Data excerpts
####

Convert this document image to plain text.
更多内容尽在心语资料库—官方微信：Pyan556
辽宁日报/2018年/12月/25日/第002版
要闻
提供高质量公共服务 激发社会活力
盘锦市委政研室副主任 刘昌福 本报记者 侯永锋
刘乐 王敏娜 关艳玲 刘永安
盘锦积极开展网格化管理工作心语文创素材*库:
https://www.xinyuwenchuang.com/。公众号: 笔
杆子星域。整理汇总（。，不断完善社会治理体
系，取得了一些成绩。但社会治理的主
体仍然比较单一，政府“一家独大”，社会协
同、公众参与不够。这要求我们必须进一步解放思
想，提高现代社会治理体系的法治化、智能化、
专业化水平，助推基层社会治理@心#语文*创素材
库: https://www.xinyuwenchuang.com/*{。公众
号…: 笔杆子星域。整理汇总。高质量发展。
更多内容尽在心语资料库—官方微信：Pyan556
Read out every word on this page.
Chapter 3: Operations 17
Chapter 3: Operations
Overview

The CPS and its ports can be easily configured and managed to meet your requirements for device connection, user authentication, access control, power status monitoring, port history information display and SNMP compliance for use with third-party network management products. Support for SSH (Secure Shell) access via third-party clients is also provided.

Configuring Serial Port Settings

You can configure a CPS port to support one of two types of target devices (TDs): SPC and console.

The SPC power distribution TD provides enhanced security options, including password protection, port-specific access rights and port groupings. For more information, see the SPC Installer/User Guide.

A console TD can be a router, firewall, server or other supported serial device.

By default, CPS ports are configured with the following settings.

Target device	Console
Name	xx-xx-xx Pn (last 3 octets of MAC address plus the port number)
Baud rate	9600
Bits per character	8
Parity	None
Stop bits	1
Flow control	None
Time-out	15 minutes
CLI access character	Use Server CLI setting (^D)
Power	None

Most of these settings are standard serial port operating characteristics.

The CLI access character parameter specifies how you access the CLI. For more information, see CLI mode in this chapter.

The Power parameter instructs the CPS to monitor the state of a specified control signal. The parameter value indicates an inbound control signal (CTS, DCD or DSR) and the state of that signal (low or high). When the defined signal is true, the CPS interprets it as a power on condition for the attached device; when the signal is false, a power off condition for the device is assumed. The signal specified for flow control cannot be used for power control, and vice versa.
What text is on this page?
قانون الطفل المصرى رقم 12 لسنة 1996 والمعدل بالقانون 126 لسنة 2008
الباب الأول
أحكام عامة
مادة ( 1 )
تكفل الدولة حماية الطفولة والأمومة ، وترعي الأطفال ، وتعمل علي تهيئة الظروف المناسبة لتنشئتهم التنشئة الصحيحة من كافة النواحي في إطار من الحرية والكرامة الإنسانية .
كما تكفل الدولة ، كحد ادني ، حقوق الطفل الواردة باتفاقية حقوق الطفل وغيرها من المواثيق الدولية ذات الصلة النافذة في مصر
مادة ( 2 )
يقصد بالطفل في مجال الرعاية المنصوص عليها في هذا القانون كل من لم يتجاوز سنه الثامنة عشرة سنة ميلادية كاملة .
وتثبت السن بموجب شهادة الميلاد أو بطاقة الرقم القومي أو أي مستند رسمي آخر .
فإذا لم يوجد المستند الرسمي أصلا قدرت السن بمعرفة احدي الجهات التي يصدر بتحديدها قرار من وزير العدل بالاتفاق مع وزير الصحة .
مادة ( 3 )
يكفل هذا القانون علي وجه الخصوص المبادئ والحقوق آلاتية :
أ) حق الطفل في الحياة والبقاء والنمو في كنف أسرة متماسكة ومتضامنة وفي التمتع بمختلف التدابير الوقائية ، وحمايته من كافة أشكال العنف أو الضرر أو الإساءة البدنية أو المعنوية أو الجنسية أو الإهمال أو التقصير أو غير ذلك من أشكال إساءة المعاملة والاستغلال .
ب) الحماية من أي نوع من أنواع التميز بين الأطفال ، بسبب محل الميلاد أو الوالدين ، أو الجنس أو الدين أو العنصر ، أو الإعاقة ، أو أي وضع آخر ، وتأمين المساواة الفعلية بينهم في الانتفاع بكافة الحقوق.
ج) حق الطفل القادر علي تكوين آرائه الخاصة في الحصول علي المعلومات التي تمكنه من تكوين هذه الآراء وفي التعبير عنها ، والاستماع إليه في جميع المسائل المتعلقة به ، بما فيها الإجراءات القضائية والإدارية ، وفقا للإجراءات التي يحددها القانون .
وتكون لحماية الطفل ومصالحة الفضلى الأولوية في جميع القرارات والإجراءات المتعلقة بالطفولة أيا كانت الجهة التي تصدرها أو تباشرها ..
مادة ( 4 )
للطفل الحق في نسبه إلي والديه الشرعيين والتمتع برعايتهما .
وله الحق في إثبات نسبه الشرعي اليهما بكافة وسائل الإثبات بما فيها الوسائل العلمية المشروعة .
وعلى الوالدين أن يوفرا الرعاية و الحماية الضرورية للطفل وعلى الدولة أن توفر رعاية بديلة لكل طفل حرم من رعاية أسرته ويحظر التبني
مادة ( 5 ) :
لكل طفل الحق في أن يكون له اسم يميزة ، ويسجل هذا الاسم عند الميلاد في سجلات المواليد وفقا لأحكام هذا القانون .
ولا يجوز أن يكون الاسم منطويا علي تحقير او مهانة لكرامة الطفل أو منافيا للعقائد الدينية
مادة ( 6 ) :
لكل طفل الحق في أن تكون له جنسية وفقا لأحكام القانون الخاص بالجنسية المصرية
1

####

(WHAT YOU ARE ASKED TO DO): Copy out each line in the preceding records that contains "مادة".

(FULL RESPONSE):
مادة ( 1 )
مادة ( 2 )
مادة ( 3 )
مادة ( 4 )
مادة ( 5 ) :
مادة ( 6 ) :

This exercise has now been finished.